Give the listing below again in full, exactly as written.

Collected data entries
◇ ◇ ◇

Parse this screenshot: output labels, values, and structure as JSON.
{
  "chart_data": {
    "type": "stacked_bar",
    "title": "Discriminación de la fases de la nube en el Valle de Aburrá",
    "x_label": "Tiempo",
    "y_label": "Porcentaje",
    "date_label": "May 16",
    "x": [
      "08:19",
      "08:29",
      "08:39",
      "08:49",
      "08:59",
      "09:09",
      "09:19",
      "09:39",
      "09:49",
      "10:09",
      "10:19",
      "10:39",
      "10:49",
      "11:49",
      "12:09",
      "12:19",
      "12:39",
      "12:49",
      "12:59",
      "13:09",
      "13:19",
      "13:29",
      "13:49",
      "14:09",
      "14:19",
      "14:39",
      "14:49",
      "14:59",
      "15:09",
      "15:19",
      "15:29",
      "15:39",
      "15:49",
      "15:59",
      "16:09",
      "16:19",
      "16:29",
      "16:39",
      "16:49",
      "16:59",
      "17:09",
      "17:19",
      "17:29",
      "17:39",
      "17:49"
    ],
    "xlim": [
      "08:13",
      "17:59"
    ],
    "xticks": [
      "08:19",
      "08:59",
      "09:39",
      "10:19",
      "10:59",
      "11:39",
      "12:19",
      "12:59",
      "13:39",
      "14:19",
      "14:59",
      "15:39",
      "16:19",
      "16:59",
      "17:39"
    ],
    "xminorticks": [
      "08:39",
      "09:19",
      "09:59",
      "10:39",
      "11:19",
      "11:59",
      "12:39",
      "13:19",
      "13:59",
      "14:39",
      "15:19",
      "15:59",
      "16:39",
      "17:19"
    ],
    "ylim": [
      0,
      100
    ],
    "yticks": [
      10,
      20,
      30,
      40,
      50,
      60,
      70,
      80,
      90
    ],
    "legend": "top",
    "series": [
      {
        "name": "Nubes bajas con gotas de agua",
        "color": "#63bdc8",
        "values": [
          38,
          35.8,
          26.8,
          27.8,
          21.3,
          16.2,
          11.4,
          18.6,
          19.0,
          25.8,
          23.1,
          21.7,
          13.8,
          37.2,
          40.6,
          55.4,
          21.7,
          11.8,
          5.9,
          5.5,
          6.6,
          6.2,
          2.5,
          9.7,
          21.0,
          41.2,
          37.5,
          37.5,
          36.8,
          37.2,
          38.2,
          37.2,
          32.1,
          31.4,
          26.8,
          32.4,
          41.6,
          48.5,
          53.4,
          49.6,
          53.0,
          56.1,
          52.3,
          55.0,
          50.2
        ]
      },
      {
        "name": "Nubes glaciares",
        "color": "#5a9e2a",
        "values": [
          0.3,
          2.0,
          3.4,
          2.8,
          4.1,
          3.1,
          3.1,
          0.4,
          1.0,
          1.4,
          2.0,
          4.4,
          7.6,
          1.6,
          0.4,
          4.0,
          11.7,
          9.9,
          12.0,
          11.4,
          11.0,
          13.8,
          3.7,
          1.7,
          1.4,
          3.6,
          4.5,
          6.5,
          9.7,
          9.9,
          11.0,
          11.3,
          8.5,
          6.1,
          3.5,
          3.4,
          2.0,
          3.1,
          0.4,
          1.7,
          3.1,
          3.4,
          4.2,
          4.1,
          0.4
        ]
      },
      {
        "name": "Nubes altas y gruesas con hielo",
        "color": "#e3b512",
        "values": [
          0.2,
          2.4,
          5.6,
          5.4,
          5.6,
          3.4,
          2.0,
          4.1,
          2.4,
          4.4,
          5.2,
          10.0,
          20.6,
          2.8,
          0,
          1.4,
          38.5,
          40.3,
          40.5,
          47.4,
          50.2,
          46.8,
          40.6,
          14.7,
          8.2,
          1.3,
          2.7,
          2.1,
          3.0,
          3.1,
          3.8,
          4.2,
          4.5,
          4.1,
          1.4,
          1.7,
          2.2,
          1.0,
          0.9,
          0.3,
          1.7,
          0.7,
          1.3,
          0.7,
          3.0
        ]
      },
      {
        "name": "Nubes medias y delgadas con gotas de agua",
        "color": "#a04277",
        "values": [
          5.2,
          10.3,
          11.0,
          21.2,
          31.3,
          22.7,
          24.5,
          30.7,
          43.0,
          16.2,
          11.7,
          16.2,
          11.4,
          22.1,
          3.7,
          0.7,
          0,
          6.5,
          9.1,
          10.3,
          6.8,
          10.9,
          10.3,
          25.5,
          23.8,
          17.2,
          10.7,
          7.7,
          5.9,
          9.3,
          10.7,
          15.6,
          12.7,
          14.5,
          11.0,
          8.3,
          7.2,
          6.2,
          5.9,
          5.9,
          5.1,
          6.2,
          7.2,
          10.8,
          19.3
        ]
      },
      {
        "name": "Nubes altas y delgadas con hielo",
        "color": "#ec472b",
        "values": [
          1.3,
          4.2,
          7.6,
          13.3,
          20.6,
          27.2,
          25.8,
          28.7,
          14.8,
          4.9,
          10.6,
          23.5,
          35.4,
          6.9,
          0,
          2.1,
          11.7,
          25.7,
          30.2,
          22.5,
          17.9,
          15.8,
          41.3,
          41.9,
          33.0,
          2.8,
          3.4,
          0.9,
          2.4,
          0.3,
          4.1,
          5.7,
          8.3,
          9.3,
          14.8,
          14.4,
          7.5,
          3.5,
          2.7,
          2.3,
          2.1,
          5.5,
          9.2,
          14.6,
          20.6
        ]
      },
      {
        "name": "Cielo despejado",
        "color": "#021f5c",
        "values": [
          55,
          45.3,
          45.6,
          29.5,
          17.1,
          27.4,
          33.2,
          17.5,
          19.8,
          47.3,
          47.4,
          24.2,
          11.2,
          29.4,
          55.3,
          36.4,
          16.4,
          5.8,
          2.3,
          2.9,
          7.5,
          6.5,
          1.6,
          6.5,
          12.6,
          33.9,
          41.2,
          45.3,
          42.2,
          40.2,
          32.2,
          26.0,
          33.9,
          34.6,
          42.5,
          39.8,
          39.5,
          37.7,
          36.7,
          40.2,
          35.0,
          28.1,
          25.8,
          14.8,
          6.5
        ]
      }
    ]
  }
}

◇ ◇ ◇

Problem solution:
Parse this screenshot: output labels, values, and structure as JSON.
{
  "chart_data": {
    "type": "stacked_bar",
    "title": "Discriminación de la fases de la nube en el Valle de Aburrá",
    "x_label": "Tiempo",
    "y_label": "Porcentaje",
    "date_label": "May 16",
    "x": [
      "08:19",
      "08:29",
      "08:39",
      "08:49",
      "08:59",
      "09:09",
      "09:19",
      "09:39",
      "09:49",
      "10:09",
      "10:19",
      "10:39",
      "10:49",
      "11:49",
      "12:09",
      "12:19",
      "12:39",
      "12:49",
      "12:59",
      "13:09",
      "13:19",
      "13:29",
      "13:49",
      "14:09",
      "14:19",
      "14:39",
      "14:49",
      "14:59",
      "15:09",
      "15:19",
      "15:29",
      "15:39",
      "15:49",
      "15:59",
      "16:09",
      "16:19",
      "16:29",
      "16:39",
      "16:49",
      "16:59",
      "17:09",
      "17:19",
      "17:29",
      "17:39",
      "17:49"
    ],
    "xlim": [
      "08:13",
      "17:59"
    ],
    "xticks": [
      "08:19",
      "08:59",
      "09:39",
      "10:19",
      "10:59",
      "11:39",
      "12:19",
      "12:59",
      "13:39",
      "14:19",
      "14:59",
      "15:39",
      "16:19",
      "16:59",
      "17:39"
    ],
    "xminorticks": [
      "08:39",
      "09:19",
      "09:59",
      "10:39",
      "11:19",
      "11:59",
      "12:39",
      "13:19",
      "13:59",
      "14:39",
      "15:19",
      "15:59",
      "16:39",
      "17:19"
    ],
    "ylim": [
      0,
      100
    ],
    "yticks": [
      10,
      20,
      30,
      40,
      50,
      60,
      70,
      80,
      90
    ],
    "legend": "top",
    "series": [
      {
        "name": "Nubes bajas con gotas de agua",
        "color": "#63bdc8",
        "values": [
          38,
          35.8,
          26.8,
          27.8,
          21.3,
          16.2,
          11.4,
          18.6,
          19.0,
          25.8,
          23.1,
          21.7,
          13.8,
          37.2,
          40.6,
          55.4,
          21.7,
          11.8,
          5.9,
          5.5,
          6.6,
          6.2,
          2.5,
          9.7,
          21.0,
          41.2,
          37.5,
          37.5,
          36.8,
          37.2,
          38.2,
          37.2,
          32.1,
          31.4,
          26.8,
          32.4,
          41.6,
          48.5,
          53.4,
          49.6,
          53.0,
          56.1,
          52.3,
          55.0,
          50.2
        ]
      },
      {
        "name": "Nubes glaciares",
        "color": "#5a9e2a",
        "values": [
          0.3,
          2.0,
          3.4,
          2.8,
          4.1,
          3.1,
          3.1,
          0.4,
          1.0,
          1.4,
          2.0,
          4.4,
          7.6,
          1.6,
          0.4,
          4.0,
          11.7,
          9.9,
          12.0,
          11.4,
          11.0,
          13.8,
          3.7,
          1.7,
          1.4,
          3.6,
          4.5,
          6.5,
          9.7,
          9.9,
          11.0,
          11.3,
          8.5,
          6.1,
          3.5,
          3.4,
          2.0,
          3.1,
          0.4,
          1.7,
          3.1,
          3.4,
          4.2,
          4.1,
          0.4
        ]
      },
      {
        "name": "Nubes altas y gruesas con hielo",
        "color": "#e3b512",
        "values": [
          0.2,
          2.4,
          5.6,
          5.4,
          5.6,
          3.4,
          2.0,
          4.1,
          2.4,
          4.4,
          5.2,
          10.0,
          20.6,
          2.8,
          0,
          1.4,
          38.5,
          40.3,
          40.5,
          47.4,
          50.2,
          46.8,
          40.6,
          14.7,
          8.2,
          1.3,
          2.7,
          2.1,
          3.0,
          3.1,
          3.8,
          4.2,
          4.5,
          4.1,
          1.4,
          1.7,
          2.2,
          1.0,
          0.9,
          0.3,
          1.7,
          0.7,
          1.3,
          0.7,
          3.0
        ]
      },
      {
        "name": "Nubes medias y delgadas con gotas de agua",
        "color": "#a04277",
        "values": [
          5.2,
          10.3,
          11.0,
          21.2,
          31.3,
          22.7,
          24.5,
          30.7,
          43.0,
          16.2,
          11.7,
          16.2,
          11.4,
          22.1,
          3.7,
          0.7,
          0,
          6.5,
          9.1,
          10.3,
          6.8,
          10.9,
          10.3,
          25.5,
          23.8,
          17.2,
          10.7,
          7.7,
          5.9,
          9.3,
          10.7,
          15.6,
          12.7,
          14.5,
          11.0,
          8.3,
          7.2,
          6.2,
          5.9,
          5.9,
          5.1,
          6.2,
          7.2,
          10.8,
          19.3
        ]
      },
      {
        "name": "Nubes altas y delgadas con hielo",
        "color": "#ec472b",
        "values": [
          1.3,
          4.2,
          7.6,
          13.3,
          20.6,
          27.2,
          25.8,
          28.7,
          14.8,
          4.9,
          10.6,
          23.5,
          35.4,
          6.9,
          0,
          2.1,
          11.7,
          25.7,
          30.2,
          22.5,
          17.9,
          15.8,
          41.3,
          41.9,
          33.0,
          2.8,
          3.4,
          0.9,
          2.4,
          0.3,
          4.1,
          5.7,
          8.3,
          9.3,
          14.8,
          14.4,
          7.5,
          3.5,
          2.7,
          2.3,
          2.1,
          5.5,
          9.2,
          14.6,
          20.6
        ]
      },
      {
        "name": "Cielo despejado",
        "color": "#021f5c",
        "values": [
          55,
          45.3,
          45.6,
          29.5,
          17.1,
          27.4,
          33.2,
          17.5,
          19.8,
          47.3,
          47.4,
          24.2,
          11.2,
          29.4,
          55.3,
          36.4,
          16.4,
          5.8,
          2.3,
          2.9,
          7.5,
          6.5,
          1.6,
          6.5,
          12.6,
          33.9,
          41.2,
          45.3,
          42.2,
          40.2,
          32.2,
          26.0,
          33.9,
          34.6,
          42.5,
          39.8,
          39.5,
          37.7,
          36.7,
          40.2,
          35.0,
          28.1,
          25.8,
          14.8,
          6.5
        ]
      }
    ]
  }
}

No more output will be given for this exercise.